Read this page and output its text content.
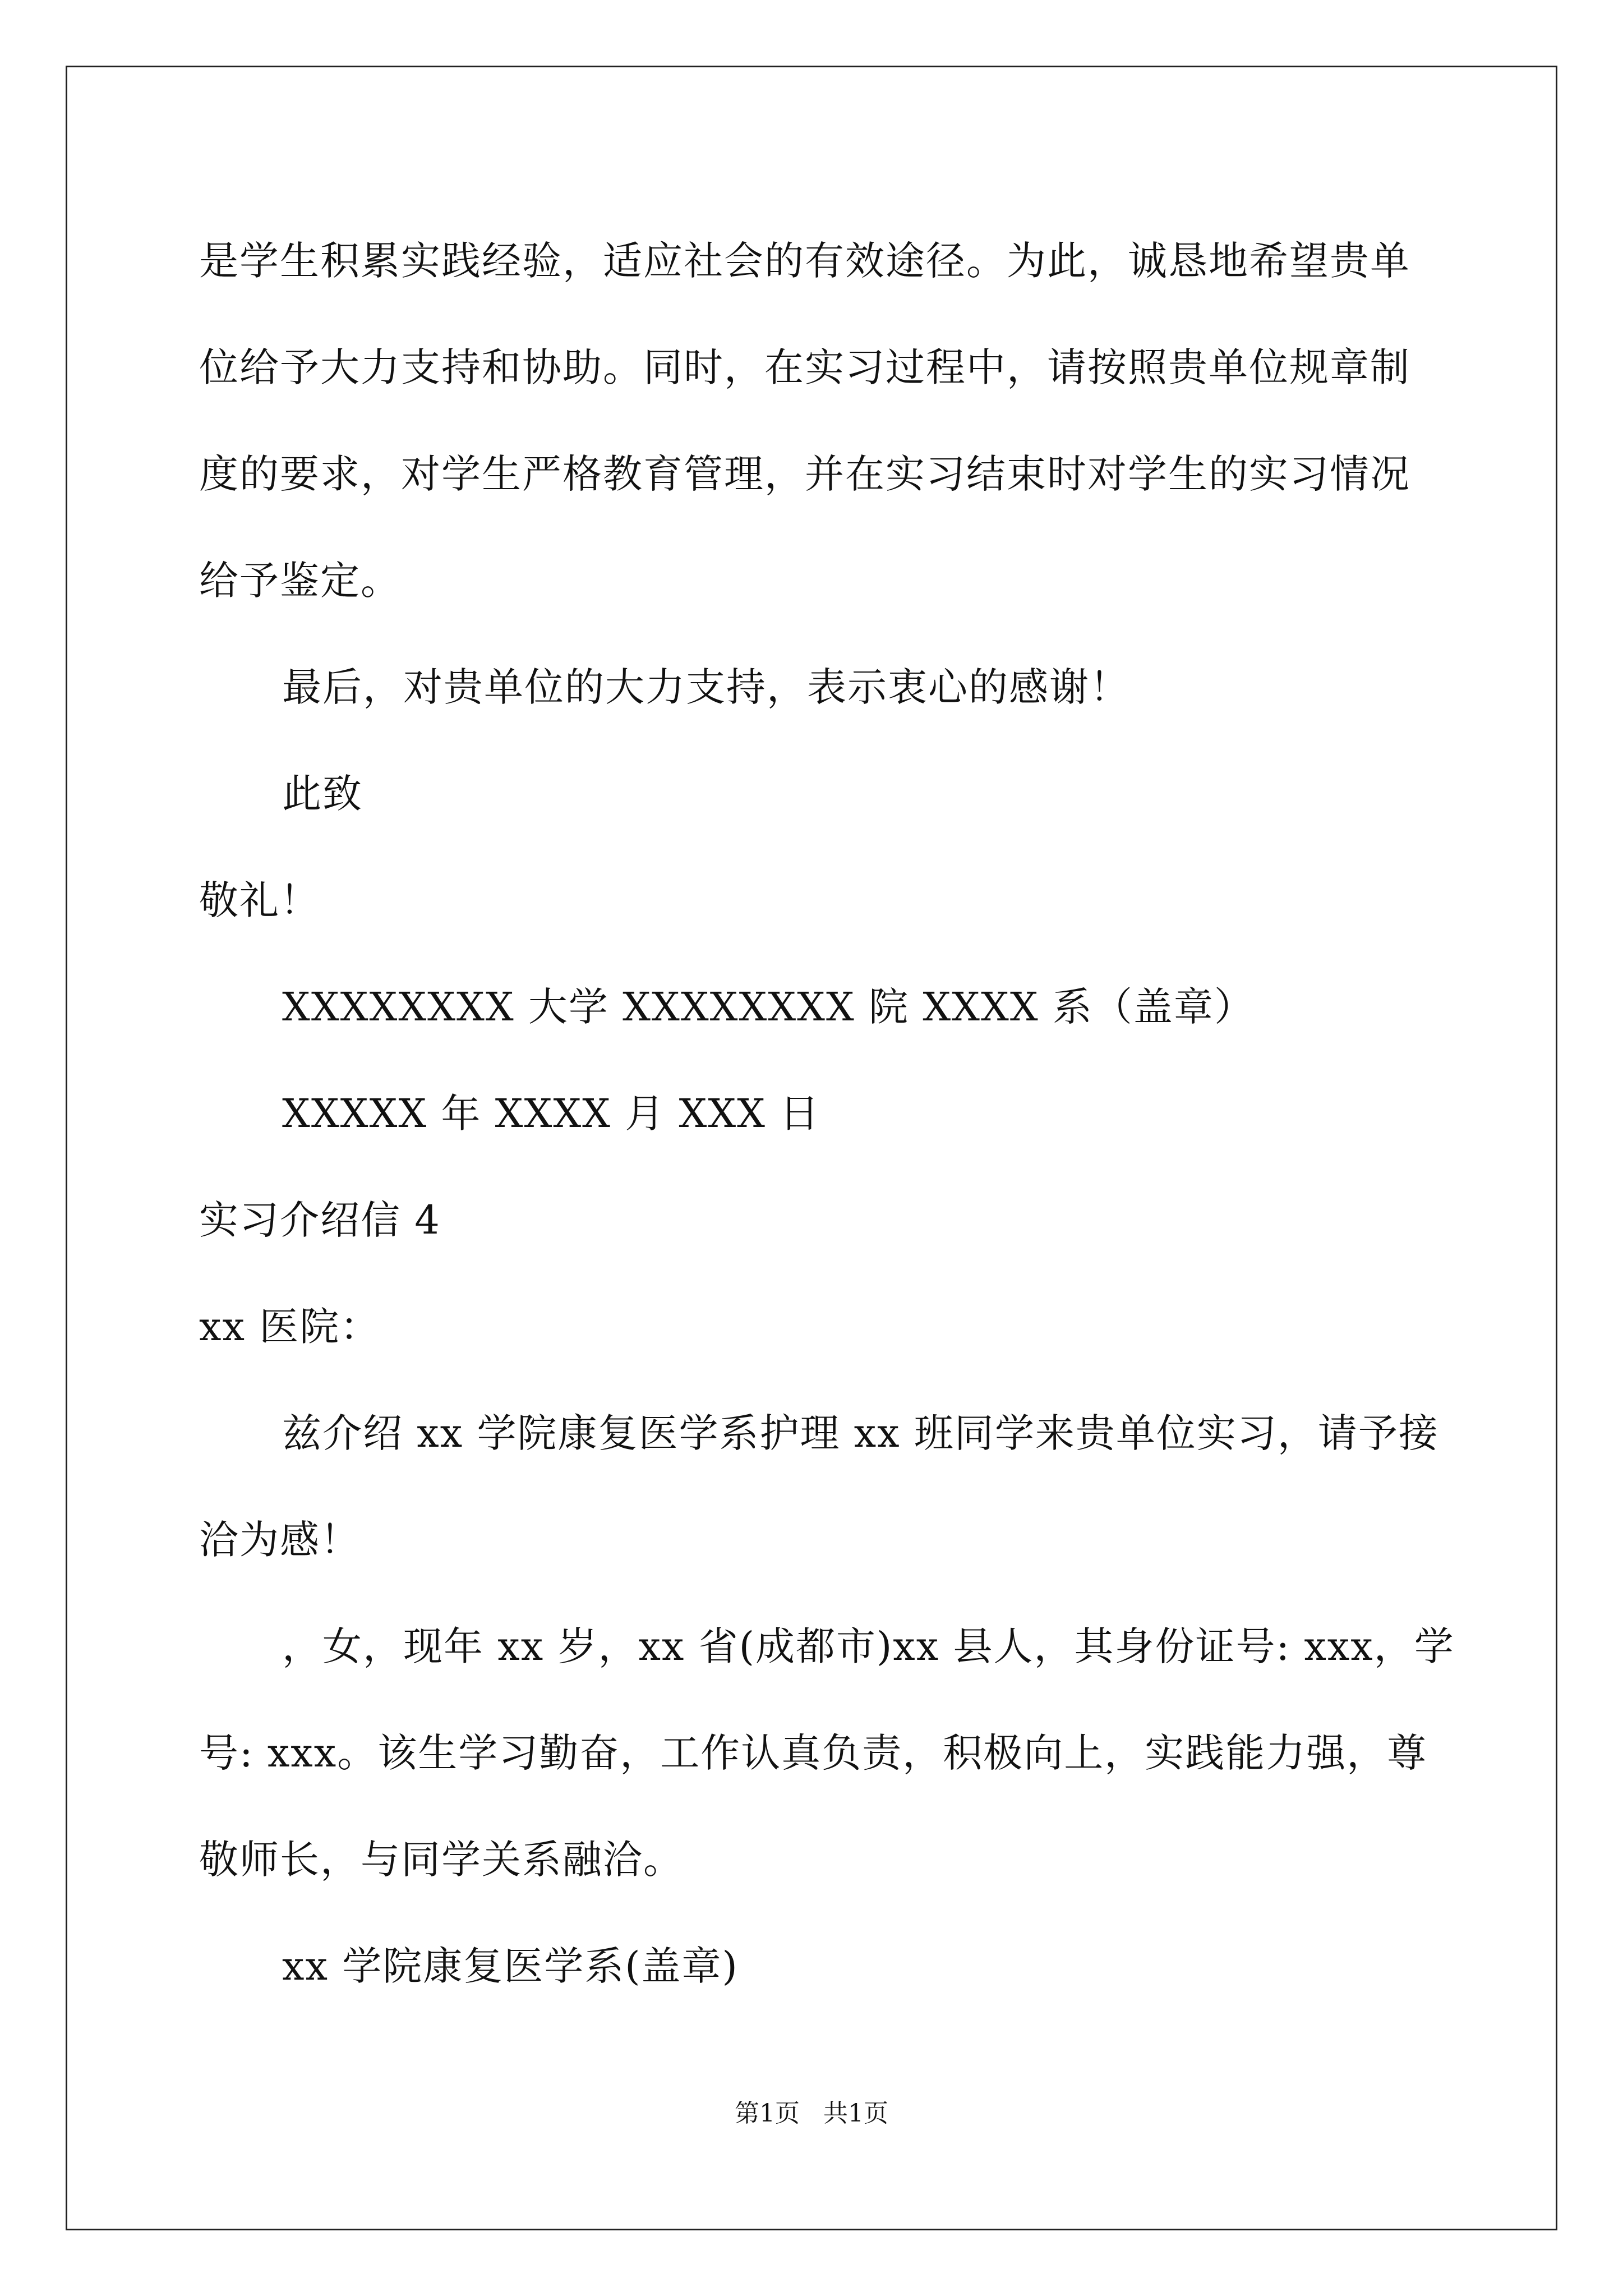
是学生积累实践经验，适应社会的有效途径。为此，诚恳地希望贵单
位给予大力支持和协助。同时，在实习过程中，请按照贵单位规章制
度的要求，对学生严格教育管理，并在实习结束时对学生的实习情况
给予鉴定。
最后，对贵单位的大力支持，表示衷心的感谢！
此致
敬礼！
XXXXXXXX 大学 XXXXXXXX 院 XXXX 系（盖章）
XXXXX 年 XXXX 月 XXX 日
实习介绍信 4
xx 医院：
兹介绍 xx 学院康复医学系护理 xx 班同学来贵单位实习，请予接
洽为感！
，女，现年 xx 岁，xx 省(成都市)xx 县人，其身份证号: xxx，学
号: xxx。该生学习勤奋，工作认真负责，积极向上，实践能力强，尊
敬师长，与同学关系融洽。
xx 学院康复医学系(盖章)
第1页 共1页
------
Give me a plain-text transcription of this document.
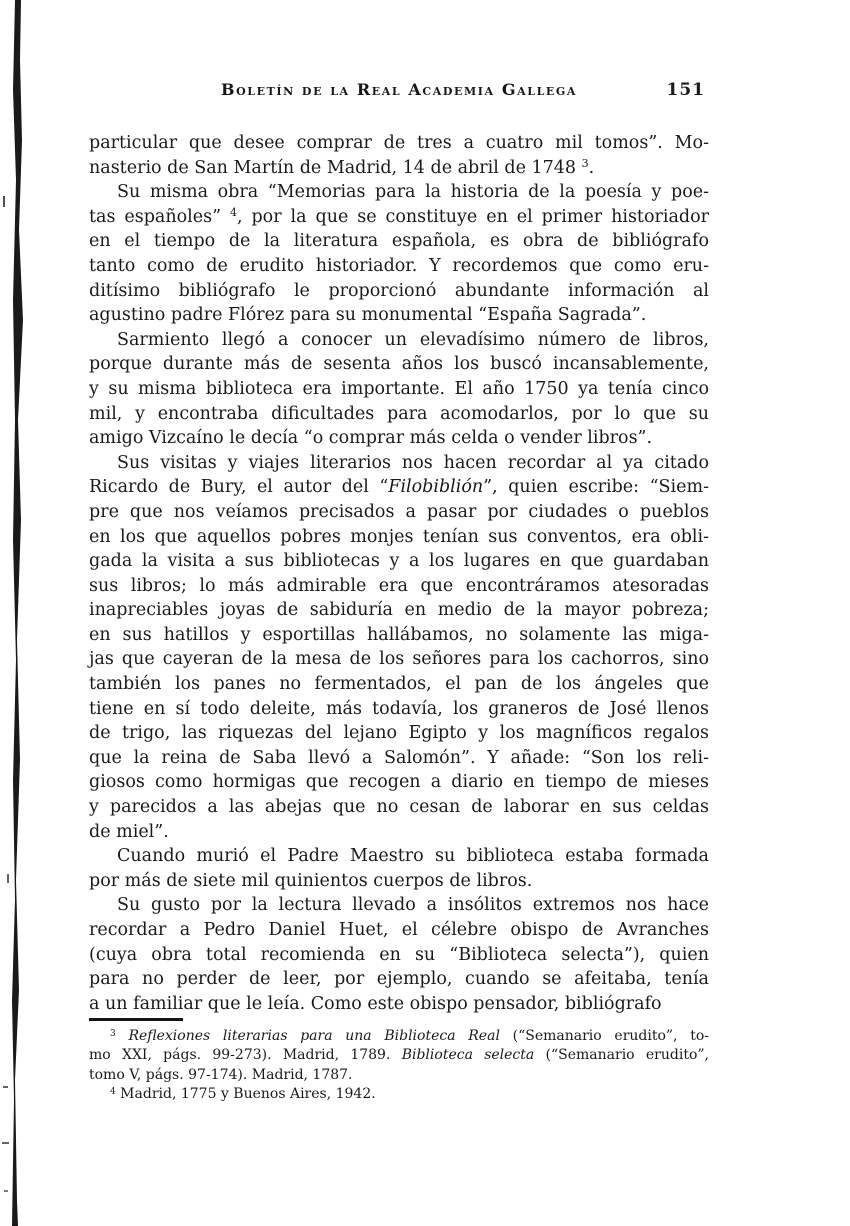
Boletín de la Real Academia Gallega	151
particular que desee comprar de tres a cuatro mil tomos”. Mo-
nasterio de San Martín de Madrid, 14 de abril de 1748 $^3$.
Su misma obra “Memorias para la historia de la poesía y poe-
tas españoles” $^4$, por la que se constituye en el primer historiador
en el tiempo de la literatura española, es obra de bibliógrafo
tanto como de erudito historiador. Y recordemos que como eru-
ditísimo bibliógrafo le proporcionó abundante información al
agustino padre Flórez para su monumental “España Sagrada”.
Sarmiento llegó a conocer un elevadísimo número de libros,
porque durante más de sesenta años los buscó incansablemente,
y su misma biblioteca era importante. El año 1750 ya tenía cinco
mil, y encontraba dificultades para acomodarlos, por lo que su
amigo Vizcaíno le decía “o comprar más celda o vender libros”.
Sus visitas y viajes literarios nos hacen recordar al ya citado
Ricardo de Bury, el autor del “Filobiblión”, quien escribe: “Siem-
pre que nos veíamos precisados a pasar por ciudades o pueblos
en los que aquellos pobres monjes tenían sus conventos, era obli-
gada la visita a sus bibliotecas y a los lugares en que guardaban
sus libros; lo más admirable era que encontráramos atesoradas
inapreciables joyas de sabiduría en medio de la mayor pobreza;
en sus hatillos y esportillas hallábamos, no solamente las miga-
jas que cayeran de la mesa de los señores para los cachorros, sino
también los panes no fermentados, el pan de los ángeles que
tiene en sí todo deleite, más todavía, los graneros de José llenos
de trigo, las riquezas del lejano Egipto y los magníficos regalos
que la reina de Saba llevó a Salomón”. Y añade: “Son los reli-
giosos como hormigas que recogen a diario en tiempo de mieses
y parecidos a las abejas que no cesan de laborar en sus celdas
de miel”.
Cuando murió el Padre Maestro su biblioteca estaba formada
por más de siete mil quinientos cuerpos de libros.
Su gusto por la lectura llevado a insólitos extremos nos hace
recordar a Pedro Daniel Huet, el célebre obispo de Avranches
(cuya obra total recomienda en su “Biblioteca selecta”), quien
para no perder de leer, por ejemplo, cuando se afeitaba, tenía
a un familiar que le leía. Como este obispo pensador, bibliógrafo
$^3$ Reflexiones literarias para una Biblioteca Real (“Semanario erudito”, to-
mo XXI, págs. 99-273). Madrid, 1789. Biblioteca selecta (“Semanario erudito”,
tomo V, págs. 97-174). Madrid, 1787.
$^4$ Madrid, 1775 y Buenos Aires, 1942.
------
— Job —
List the lines of the entries that include "erudito".

— Result for this task —
tanto como de erudito historiador. Y recordemos que como eru-
$^3$ Reflexiones literarias para una Biblioteca Real (“Semanario erudito”, to-
mo XXI, págs. 99-273). Madrid, 1789. Biblioteca selecta (“Semanario erudito”,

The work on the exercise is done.